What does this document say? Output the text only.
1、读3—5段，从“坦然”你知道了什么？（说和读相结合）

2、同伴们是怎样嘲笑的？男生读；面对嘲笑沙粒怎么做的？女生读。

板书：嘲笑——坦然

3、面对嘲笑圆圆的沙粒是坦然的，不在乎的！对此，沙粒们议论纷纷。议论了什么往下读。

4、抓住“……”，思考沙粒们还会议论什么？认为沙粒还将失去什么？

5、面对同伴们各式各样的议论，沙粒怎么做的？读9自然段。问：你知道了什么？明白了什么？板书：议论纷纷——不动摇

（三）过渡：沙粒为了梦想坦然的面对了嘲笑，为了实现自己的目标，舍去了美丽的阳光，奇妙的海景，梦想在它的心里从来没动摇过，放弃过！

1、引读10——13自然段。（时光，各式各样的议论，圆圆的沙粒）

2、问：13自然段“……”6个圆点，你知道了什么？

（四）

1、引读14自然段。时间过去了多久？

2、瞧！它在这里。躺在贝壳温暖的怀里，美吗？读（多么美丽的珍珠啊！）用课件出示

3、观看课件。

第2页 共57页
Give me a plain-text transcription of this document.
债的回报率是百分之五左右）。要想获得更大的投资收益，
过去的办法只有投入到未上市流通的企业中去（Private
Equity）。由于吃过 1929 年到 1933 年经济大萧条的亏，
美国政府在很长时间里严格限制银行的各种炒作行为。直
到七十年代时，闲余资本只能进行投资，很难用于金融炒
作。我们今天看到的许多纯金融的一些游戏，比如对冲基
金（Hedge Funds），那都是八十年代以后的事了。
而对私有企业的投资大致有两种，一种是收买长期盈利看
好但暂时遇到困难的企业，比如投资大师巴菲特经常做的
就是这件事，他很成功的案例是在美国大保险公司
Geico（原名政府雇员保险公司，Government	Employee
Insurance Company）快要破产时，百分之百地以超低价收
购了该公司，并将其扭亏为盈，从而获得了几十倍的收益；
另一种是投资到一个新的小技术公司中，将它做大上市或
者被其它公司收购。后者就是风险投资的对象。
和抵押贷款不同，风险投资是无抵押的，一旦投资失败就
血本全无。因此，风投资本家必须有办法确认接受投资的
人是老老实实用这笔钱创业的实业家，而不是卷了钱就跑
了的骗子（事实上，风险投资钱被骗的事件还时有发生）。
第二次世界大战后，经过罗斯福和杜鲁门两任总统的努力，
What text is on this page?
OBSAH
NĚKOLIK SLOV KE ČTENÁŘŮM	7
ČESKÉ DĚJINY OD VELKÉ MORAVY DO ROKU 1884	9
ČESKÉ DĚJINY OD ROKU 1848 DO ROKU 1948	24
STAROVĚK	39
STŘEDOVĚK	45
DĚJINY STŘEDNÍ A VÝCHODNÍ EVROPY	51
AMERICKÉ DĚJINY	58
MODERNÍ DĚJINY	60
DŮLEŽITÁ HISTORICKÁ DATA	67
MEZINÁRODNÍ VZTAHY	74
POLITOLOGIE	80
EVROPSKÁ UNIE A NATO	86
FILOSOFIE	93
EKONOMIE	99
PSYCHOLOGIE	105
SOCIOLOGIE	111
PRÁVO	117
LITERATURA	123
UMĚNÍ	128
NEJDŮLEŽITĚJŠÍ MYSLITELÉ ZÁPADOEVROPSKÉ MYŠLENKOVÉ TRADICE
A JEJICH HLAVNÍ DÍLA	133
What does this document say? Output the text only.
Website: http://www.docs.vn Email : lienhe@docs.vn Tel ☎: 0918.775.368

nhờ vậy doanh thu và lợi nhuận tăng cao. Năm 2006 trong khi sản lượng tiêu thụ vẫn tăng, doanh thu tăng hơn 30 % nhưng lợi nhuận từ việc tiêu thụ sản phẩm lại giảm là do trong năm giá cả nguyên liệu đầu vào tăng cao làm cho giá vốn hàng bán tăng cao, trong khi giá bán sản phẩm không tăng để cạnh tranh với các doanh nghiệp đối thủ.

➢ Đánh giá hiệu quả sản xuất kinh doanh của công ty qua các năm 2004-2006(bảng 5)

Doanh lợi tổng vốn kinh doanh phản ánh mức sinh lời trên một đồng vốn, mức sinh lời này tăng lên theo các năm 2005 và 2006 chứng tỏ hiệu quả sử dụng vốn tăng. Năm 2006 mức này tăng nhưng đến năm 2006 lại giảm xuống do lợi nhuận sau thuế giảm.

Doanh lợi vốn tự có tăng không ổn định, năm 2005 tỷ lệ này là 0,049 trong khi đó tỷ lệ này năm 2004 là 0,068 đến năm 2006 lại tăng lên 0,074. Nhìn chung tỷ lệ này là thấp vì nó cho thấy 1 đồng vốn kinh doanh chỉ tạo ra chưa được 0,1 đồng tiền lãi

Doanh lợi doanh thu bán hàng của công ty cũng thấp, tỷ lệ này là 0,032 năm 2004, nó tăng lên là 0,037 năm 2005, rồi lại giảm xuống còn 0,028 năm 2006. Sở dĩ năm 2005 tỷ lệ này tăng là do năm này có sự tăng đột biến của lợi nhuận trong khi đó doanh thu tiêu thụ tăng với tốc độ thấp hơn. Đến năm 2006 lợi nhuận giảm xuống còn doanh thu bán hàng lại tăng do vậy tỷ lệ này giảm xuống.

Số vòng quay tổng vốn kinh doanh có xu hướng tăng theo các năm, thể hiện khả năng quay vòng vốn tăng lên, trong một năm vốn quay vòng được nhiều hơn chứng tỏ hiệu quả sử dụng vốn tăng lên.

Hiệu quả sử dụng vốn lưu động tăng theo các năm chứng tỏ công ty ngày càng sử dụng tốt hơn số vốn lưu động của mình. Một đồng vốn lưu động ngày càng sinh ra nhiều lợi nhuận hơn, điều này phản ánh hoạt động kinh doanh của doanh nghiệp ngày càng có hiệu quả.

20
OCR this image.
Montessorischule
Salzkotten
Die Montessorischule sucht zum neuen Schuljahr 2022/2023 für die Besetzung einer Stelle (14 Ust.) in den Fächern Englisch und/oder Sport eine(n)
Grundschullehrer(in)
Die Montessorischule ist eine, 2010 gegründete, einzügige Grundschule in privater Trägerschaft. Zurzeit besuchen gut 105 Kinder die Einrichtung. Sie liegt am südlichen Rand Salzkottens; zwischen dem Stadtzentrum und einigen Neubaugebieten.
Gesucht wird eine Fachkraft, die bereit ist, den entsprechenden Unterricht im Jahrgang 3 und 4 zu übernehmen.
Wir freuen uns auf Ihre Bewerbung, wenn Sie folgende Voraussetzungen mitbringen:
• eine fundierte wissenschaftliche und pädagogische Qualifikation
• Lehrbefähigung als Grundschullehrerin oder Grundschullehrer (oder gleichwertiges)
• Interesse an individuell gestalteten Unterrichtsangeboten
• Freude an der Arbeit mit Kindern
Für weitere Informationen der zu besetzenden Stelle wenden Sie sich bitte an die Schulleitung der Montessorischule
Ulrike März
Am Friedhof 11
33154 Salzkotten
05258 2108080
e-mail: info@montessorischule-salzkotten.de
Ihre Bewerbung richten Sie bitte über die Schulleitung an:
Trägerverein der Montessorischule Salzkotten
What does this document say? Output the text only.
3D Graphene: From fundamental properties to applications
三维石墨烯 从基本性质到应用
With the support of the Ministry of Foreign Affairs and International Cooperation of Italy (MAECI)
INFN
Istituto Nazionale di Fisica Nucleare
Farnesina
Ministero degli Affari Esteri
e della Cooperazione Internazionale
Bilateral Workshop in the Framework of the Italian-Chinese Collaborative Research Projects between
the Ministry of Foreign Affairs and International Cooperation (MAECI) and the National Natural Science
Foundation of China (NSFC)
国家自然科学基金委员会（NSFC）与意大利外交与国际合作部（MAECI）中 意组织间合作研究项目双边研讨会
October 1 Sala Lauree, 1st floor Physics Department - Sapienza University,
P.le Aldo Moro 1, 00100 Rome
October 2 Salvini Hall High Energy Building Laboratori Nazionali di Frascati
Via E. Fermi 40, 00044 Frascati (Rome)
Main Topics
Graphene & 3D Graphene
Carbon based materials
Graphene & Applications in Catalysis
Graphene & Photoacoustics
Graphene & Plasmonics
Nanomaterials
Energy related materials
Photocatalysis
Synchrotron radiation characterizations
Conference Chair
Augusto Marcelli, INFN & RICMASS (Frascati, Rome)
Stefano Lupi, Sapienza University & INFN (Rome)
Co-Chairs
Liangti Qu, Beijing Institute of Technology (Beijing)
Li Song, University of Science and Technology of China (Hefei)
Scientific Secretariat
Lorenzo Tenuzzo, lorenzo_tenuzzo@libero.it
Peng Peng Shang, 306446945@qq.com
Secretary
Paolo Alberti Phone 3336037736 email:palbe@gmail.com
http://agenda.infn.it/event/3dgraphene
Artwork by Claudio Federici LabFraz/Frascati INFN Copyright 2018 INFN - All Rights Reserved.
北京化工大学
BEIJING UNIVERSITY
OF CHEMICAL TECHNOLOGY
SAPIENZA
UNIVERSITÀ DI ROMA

**Description of the task**.
Copy all lines above containing the string "Rome".

**Finished answer**.
P.le Aldo Moro 1, 00100 Rome
Via E. Fermi 40, 00044 Frascati (Rome)
Augusto Marcelli, INFN & RICMASS (Frascati, Rome)
Stefano Lupi, Sapienza University & INFN (Rome)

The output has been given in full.